* _Extracted text_
## Start

Thursday, December 17, 2009

THE HOLLY AND THE IVY




"HOLLY AND IVY" by Anita Stanhope

I have always loved holly and ivy as symbols of Christmas. To me, they speak of Olde English Chrismas, which I have held fondly in my heart since I was young. In the past few years I have also held  them in my heart as symbols of Celtic Yule. I am reminded of this Olde English Christmas carol featuring holly and ivy:

THE HOLLY AND IVY CAROL

"The holly and the ivy,
When they are both full grown
Of all the trees that are in the wood
The holly bears the crown.

(Chorus:

"O the rising of the sun
And the running of the deer
The playing of the merry organ
Sweet singing of the choir.)

"The holly bears a blossom
As white as lily flower
And Mary bore sweet Jesus Christ
To be our sweet Saviour.

"The holly bears a berry
As red as any blood
And Mary bore sweet Jesus Christ
To do poor sinners good.

"The holly bears a prickle
As sharp as any thorn;
And Mary bore sweet Jesus Christ
On Christmas Day in the morn.

"The holly bears a bark
As bitter as any gall;
And Mary bore sweet Jesus Christ
For to redeem us all.

"The holly and the ivy
Now both are full well grown,
Of all the trees that are in the wood,
The holly bears the crown."

## End

In the holly and ivy post, condense the paragraph beginning "I have always loved holly and ivy" into a short bulleted list that keeps its main facts.

* _Information shown_

## Start

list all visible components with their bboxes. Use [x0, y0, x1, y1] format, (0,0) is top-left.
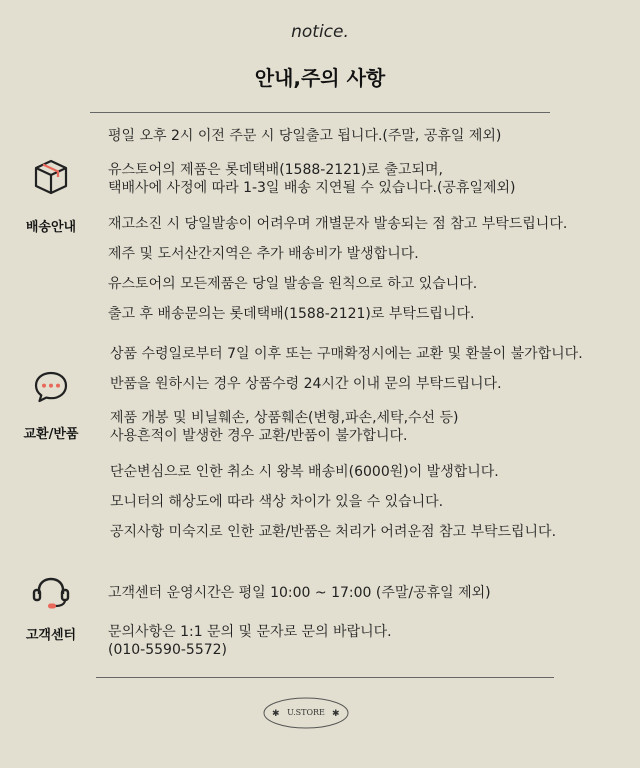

## End

* _Exercise result_
- I have always loved holly and ivy as Christmas symbols.
- They evoke Olde English Christmas, which I have cherished since youth.
- In recent years I have also held them dear as symbols of Celtic Yule.
- They remind me of an Olde English Christmas carol about holly and ivy.